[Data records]
========================

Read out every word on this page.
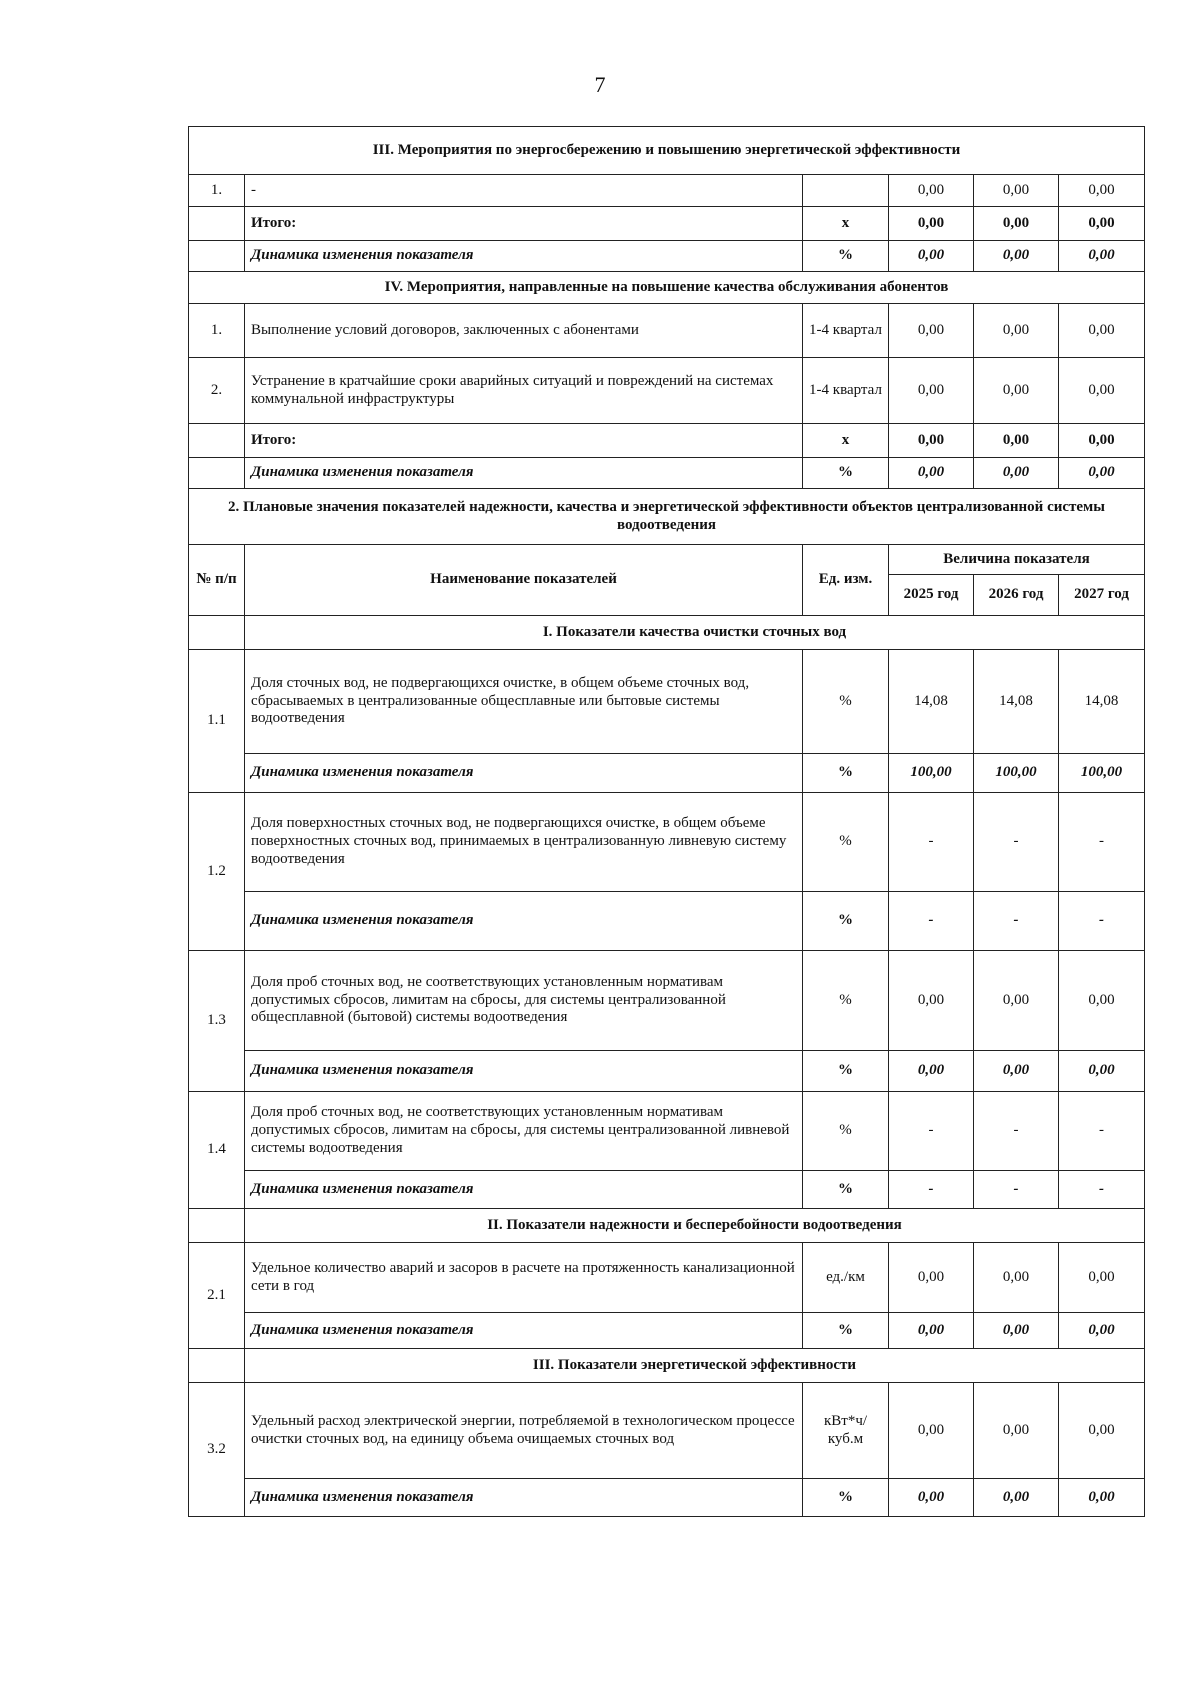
7
III. Мероприятия по энергосбережению и повышению энергетической эффективности					
1.	-		0,00	0,00	0,00
	Итого:	х	0,00	0,00	0,00
	Динамика изменения показателя	%	0,00	0,00	0,00
IV. Мероприятия, направленные на повышение качества обслуживания абонентов					
1.	Выполнение условий договоров, заключенных с абонентами	1-4 квартал	0,00	0,00	0,00
2.	Устранение в кратчайшие сроки аварийных ситуаций и повреждений на системах коммунальной инфраструктуры	1-4 квартал	0,00	0,00	0,00
	Итого:	х	0,00	0,00	0,00
	Динамика изменения показателя	%	0,00	0,00	0,00
2. Плановые значения показателей надежности, качества и энергетической эффективности объектов централизованной системы водоотведения					
№ п/п	Наименование показателей	Ед. изм.	Величина показателя		
			2025 год	2026 год	2027 год
	I. Показатели качества очистки сточных вод				
1.1	Доля сточных вод, не подвергающихся очистке, в общем объеме сточных вод, сбрасываемых в централизованные общесплавные или бытовые системы водоотведения	%	14,08	14,08	14,08
	Динамика изменения показателя	%	100,00	100,00	100,00
1.2	Доля поверхностных сточных вод, не подвергающихся очистке, в общем объеме поверхностных сточных вод, принимаемых в централизованную ливневую систему водоотведения	%	-	-	-
	Динамика изменения показателя	%	-	-	-
1.3	Доля проб сточных вод, не соответствующих установленным нормативам допустимых сбросов, лимитам на сбросы, для системы централизованной общесплавной (бытовой) системы водоотведения	%	0,00	0,00	0,00
	Динамика изменения показателя	%	0,00	0,00	0,00
1.4	Доля проб сточных вод, не соответствующих установленным нормативам допустимых сбросов, лимитам на сбросы, для системы централизованной ливневой системы водоотведения	%	-	-	-
	Динамика изменения показателя	%	-	-	-
	II. Показатели надежности и бесперебойности водоотведения				
2.1	Удельное количество аварий и засоров в расчете на протяженность канализационной сети в год	ед./км	0,00	0,00	0,00
	Динамика изменения показателя	%	0,00	0,00	0,00
	III. Показатели энергетической эффективности				
3.2	Удельный расход электрической энергии, потребляемой в технологическом процессе очистки сточных вод, на единицу объема очищаемых сточных вод	кВт*ч/ куб.м	0,00	0,00	0,00
	Динамика изменения показателя	%	0,00	0,00	0,00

========================

* **SHORT PROBLEM**
Extract all the data above exactly, excluding every picture.

* **THE RESULT**
Read out every word on this page.
7
III. Мероприятия по энергосбережению и повышению энергетической эффективности					
1.	-		0,00	0,00	0,00
	Итого:	х	0,00	0,00	0,00
	Динамика изменения показателя	%	0,00	0,00	0,00
IV. Мероприятия, направленные на повышение качества обслуживания абонентов					
1.	Выполнение условий договоров, заключенных с абонентами	1-4 квартал	0,00	0,00	0,00
2.	Устранение в кратчайшие сроки аварийных ситуаций и повреждений на системах коммунальной инфраструктуры	1-4 квартал	0,00	0,00	0,00
	Итого:	х	0,00	0,00	0,00
	Динамика изменения показателя	%	0,00	0,00	0,00
2. Плановые значения показателей надежности, качества и энергетической эффективности объектов централизованной системы водоотведения					
№ п/п	Наименование показателей	Ед. изм.	Величина показателя		
			2025 год	2026 год	2027 год
	I. Показатели качества очистки сточных вод				
1.1	Доля сточных вод, не подвергающихся очистке, в общем объеме сточных вод, сбрасываемых в централизованные общесплавные или бытовые системы водоотведения	%	14,08	14,08	14,08
	Динамика изменения показателя	%	100,00	100,00	100,00
1.2	Доля поверхностных сточных вод, не подвергающихся очистке, в общем объеме поверхностных сточных вод, принимаемых в централизованную ливневую систему водоотведения	%	-	-	-
	Динамика изменения показателя	%	-	-	-
1.3	Доля проб сточных вод, не соответствующих установленным нормативам допустимых сбросов, лимитам на сбросы, для системы централизованной общесплавной (бытовой) системы водоотведения	%	0,00	0,00	0,00
	Динамика изменения показателя	%	0,00	0,00	0,00
1.4	Доля проб сточных вод, не соответствующих установленным нормативам допустимых сбросов, лимитам на сбросы, для системы централизованной ливневой системы водоотведения	%	-	-	-
	Динамика изменения показателя	%	-	-	-
	II. Показатели надежности и бесперебойности водоотведения				
2.1	Удельное количество аварий и засоров в расчете на протяженность канализационной сети в год	ед./км	0,00	0,00	0,00
	Динамика изменения показателя	%	0,00	0,00	0,00
	III. Показатели энергетической эффективности				
3.2	Удельный расход электрической энергии, потребляемой в технологическом процессе очистки сточных вод, на единицу объема очищаемых сточных вод	кВт*ч/ куб.м	0,00	0,00	0,00
	Динамика изменения показателя	%	0,00	0,00	0,00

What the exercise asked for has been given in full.